Objective = Set every record down verbatim and omit the pictures.

Dataset records =

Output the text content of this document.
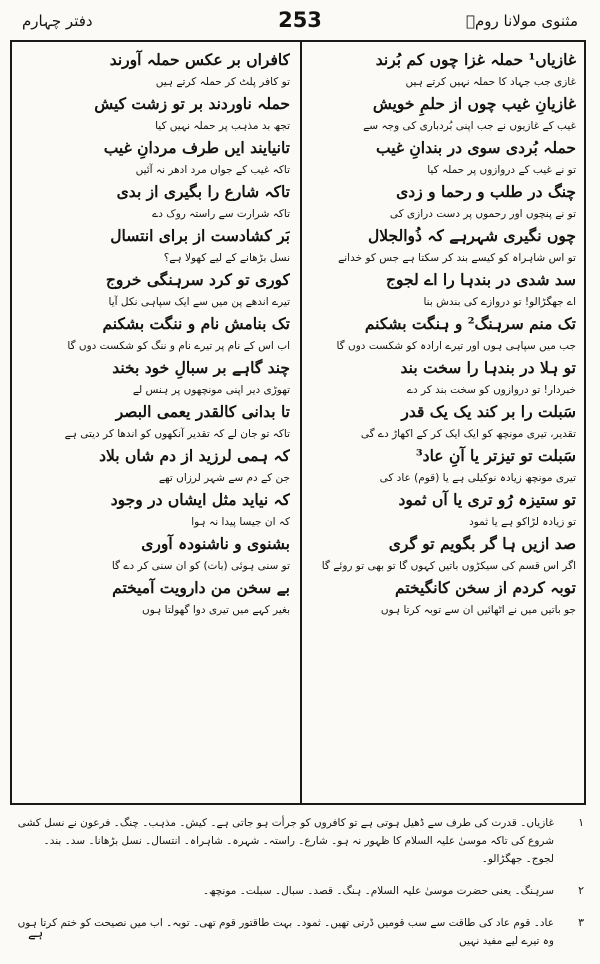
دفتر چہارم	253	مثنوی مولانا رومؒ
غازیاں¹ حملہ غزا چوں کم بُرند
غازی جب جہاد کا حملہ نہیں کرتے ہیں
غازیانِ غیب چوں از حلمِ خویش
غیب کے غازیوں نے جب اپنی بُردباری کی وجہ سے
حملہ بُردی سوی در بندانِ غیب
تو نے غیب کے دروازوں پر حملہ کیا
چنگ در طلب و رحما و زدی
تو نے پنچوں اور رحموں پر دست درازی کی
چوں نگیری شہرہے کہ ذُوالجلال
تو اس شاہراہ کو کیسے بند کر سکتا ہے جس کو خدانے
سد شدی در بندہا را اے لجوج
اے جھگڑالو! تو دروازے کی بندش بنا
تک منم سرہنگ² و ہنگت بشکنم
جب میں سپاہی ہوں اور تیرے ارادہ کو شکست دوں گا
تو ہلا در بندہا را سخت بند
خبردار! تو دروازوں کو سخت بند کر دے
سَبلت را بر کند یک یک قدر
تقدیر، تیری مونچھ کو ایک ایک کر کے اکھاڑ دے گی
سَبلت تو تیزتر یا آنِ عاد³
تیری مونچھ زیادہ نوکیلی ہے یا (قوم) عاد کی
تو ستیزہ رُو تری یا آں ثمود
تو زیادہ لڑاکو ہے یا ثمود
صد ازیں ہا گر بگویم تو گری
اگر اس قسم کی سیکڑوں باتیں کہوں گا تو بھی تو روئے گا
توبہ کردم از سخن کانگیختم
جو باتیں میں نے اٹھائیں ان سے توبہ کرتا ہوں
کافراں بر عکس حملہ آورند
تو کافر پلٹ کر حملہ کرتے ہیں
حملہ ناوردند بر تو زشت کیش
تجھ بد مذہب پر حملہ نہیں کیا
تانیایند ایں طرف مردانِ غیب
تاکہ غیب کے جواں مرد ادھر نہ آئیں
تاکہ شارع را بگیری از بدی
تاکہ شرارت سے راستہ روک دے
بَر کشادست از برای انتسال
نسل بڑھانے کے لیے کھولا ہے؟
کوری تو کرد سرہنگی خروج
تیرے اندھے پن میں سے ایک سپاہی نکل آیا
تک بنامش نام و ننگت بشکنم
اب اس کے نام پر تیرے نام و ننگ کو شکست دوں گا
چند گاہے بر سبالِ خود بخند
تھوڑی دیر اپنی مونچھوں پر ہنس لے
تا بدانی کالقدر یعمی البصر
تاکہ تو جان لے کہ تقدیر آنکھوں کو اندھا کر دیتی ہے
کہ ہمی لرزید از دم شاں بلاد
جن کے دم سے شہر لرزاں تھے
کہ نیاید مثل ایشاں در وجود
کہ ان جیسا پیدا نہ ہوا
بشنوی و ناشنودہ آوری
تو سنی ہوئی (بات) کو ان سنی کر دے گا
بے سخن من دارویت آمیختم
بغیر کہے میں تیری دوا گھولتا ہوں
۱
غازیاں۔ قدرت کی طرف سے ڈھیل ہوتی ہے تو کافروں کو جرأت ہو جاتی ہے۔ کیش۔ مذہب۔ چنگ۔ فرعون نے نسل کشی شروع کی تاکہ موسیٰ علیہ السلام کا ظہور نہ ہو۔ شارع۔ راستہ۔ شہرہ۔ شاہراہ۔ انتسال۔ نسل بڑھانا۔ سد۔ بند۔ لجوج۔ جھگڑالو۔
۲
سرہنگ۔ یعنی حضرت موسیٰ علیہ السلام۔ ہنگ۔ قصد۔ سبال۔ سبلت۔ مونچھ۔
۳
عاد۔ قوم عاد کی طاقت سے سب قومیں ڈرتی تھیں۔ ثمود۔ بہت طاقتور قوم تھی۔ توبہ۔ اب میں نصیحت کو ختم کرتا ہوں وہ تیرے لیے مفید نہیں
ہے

The completed task =
Output the text content of this document.
دفتر چہارم	253	مثنوی مولانا رومؒ
غازیاں¹ حملہ غزا چوں کم بُرند
غازی جب جہاد کا حملہ نہیں کرتے ہیں
غازیانِ غیب چوں از حلمِ خویش
غیب کے غازیوں نے جب اپنی بُردباری کی وجہ سے
حملہ بُردی سوی در بندانِ غیب
تو نے غیب کے دروازوں پر حملہ کیا
چنگ در طلب و رحما و زدی
تو نے پنچوں اور رحموں پر دست درازی کی
چوں نگیری شہرہے کہ ذُوالجلال
تو اس شاہراہ کو کیسے بند کر سکتا ہے جس کو خدانے
سد شدی در بندہا را اے لجوج
اے جھگڑالو! تو دروازے کی بندش بنا
تک منم سرہنگ² و ہنگت بشکنم
جب میں سپاہی ہوں اور تیرے ارادہ کو شکست دوں گا
تو ہلا در بندہا را سخت بند
خبردار! تو دروازوں کو سخت بند کر دے
سَبلت را بر کند یک یک قدر
تقدیر، تیری مونچھ کو ایک ایک کر کے اکھاڑ دے گی
سَبلت تو تیزتر یا آنِ عاد³
تیری مونچھ زیادہ نوکیلی ہے یا (قوم) عاد کی
تو ستیزہ رُو تری یا آں ثمود
تو زیادہ لڑاکو ہے یا ثمود
صد ازیں ہا گر بگویم تو گری
اگر اس قسم کی سیکڑوں باتیں کہوں گا تو بھی تو روئے گا
توبہ کردم از سخن کانگیختم
جو باتیں میں نے اٹھائیں ان سے توبہ کرتا ہوں
کافراں بر عکس حملہ آورند
تو کافر پلٹ کر حملہ کرتے ہیں
حملہ ناوردند بر تو زشت کیش
تجھ بد مذہب پر حملہ نہیں کیا
تانیایند ایں طرف مردانِ غیب
تاکہ غیب کے جواں مرد ادھر نہ آئیں
تاکہ شارع را بگیری از بدی
تاکہ شرارت سے راستہ روک دے
بَر کشادست از برای انتسال
نسل بڑھانے کے لیے کھولا ہے؟
کوری تو کرد سرہنگی خروج
تیرے اندھے پن میں سے ایک سپاہی نکل آیا
تک بنامش نام و ننگت بشکنم
اب اس کے نام پر تیرے نام و ننگ کو شکست دوں گا
چند گاہے بر سبالِ خود بخند
تھوڑی دیر اپنی مونچھوں پر ہنس لے
تا بدانی کالقدر یعمی البصر
تاکہ تو جان لے کہ تقدیر آنکھوں کو اندھا کر دیتی ہے
کہ ہمی لرزید از دم شاں بلاد
جن کے دم سے شہر لرزاں تھے
کہ نیاید مثل ایشاں در وجود
کہ ان جیسا پیدا نہ ہوا
بشنوی و ناشنودہ آوری
تو سنی ہوئی (بات) کو ان سنی کر دے گا
بے سخن من دارویت آمیختم
بغیر کہے میں تیری دوا گھولتا ہوں
۱
غازیاں۔ قدرت کی طرف سے ڈھیل ہوتی ہے تو کافروں کو جرأت ہو جاتی ہے۔ کیش۔ مذہب۔ چنگ۔ فرعون نے نسل کشی شروع کی تاکہ موسیٰ علیہ السلام کا ظہور نہ ہو۔ شارع۔ راستہ۔ شہرہ۔ شاہراہ۔ انتسال۔ نسل بڑھانا۔ سد۔ بند۔ لجوج۔ جھگڑالو۔
۲
سرہنگ۔ یعنی حضرت موسیٰ علیہ السلام۔ ہنگ۔ قصد۔ سبال۔ سبلت۔ مونچھ۔
۳
عاد۔ قوم عاد کی طاقت سے سب قومیں ڈرتی تھیں۔ ثمود۔ بہت طاقتور قوم تھی۔ توبہ۔ اب میں نصیحت کو ختم کرتا ہوں وہ تیرے لیے مفید نہیں
ہے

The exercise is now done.